▸ WHAT THE TASK REQUIRES
Find each line with the word "this" and copy it.

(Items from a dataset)
((
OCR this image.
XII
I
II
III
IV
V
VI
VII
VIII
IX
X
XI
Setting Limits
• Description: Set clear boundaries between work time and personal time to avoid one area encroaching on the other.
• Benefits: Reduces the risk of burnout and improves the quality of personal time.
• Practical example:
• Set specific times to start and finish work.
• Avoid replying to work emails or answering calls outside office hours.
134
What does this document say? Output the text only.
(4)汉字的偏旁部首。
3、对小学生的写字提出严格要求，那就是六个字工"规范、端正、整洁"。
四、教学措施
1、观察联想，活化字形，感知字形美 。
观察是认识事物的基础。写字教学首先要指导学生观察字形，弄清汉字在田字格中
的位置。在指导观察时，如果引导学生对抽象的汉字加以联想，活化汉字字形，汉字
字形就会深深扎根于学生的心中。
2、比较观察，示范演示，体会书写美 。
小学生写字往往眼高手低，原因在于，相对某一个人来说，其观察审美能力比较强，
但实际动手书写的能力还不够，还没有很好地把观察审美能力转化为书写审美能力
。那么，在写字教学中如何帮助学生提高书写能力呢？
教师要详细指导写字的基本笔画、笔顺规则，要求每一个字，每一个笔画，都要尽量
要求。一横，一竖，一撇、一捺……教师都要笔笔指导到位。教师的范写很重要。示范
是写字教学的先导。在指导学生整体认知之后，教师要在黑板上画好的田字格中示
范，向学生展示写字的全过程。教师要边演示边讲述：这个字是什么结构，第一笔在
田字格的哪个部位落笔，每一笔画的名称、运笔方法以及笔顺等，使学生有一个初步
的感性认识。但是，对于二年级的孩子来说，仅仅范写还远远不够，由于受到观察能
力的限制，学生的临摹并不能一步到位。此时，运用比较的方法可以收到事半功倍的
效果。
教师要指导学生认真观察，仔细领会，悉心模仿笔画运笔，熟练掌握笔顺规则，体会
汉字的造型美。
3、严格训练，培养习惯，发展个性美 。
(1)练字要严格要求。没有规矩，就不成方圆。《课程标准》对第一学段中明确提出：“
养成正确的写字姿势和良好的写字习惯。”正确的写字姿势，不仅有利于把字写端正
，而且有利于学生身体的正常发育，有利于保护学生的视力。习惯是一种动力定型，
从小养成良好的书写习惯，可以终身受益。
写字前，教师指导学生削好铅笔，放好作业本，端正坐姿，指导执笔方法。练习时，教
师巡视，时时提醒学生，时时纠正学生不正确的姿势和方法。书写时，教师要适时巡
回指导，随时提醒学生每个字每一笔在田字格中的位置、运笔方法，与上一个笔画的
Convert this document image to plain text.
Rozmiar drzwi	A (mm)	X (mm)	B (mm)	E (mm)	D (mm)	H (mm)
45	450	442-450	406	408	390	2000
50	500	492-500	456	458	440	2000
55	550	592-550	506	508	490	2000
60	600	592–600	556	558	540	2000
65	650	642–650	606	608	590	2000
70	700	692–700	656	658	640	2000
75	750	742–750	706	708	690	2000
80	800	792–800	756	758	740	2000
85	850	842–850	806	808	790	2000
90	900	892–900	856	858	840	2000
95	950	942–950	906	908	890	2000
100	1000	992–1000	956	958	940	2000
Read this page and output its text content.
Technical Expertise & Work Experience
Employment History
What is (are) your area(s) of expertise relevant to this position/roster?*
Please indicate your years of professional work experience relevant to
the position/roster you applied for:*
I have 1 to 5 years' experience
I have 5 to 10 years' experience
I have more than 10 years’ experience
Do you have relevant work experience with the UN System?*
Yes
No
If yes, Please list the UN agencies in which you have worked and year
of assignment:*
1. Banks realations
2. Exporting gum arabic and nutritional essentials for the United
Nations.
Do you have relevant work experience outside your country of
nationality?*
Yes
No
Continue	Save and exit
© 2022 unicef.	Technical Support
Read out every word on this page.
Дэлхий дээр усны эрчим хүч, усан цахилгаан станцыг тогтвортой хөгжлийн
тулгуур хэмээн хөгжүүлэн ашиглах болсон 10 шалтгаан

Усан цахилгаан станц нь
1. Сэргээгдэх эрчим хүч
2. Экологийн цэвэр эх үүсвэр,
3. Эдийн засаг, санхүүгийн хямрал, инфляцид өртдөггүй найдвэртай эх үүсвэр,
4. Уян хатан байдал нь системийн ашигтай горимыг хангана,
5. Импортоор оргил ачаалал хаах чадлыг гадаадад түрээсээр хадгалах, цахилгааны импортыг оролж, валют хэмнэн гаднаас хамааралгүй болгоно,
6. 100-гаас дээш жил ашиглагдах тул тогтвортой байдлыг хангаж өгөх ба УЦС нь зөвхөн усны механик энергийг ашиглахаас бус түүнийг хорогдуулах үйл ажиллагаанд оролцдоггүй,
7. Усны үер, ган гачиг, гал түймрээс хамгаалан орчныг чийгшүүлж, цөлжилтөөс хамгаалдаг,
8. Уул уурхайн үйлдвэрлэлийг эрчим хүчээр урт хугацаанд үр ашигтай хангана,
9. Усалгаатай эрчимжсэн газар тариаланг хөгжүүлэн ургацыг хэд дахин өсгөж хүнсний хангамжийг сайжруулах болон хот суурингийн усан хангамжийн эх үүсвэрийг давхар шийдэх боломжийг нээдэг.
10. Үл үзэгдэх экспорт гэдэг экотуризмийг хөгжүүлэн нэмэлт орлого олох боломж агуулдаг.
))
▸ EXERCISE RESULT
OCR this image.
What does this document say? Output the text only.
Convert this document image to plain text.
Read this page and output its text content.
What is (are) your area(s) of expertise relevant to this position/roster?*
Read out every word on this page.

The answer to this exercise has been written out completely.